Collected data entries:
========================================================================

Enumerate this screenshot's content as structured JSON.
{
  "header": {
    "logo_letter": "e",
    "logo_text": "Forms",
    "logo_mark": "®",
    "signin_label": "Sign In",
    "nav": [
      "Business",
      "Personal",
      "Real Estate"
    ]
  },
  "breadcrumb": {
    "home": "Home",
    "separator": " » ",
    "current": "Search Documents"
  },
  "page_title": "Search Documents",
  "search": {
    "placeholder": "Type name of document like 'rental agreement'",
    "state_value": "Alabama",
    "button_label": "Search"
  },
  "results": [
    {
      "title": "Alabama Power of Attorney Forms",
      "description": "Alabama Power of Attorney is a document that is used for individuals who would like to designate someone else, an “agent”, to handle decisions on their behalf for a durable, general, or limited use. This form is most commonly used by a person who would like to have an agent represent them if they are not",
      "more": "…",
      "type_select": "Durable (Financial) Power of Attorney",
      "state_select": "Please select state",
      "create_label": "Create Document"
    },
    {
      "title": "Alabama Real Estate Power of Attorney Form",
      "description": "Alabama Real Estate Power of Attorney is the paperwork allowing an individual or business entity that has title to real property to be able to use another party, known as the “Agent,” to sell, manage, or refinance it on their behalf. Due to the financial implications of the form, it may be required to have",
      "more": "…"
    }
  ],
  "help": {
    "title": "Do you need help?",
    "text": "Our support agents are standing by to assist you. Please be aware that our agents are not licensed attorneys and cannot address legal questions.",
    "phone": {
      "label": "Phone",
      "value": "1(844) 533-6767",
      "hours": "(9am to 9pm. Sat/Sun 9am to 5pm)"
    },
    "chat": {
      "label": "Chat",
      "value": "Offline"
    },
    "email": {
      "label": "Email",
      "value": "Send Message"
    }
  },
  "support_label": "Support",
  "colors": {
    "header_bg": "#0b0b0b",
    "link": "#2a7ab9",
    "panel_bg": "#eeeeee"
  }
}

========================================================================

• [PROBLEM DESCRIPTION]: From the records above, pull out each line that has "Please".

• [SOLUTION]:
      "state_select": "Please select state",
    "text": "Our support agents are standing by to assist you. Please be aware that our agents are not licensed attorneys and cannot address legal questions.",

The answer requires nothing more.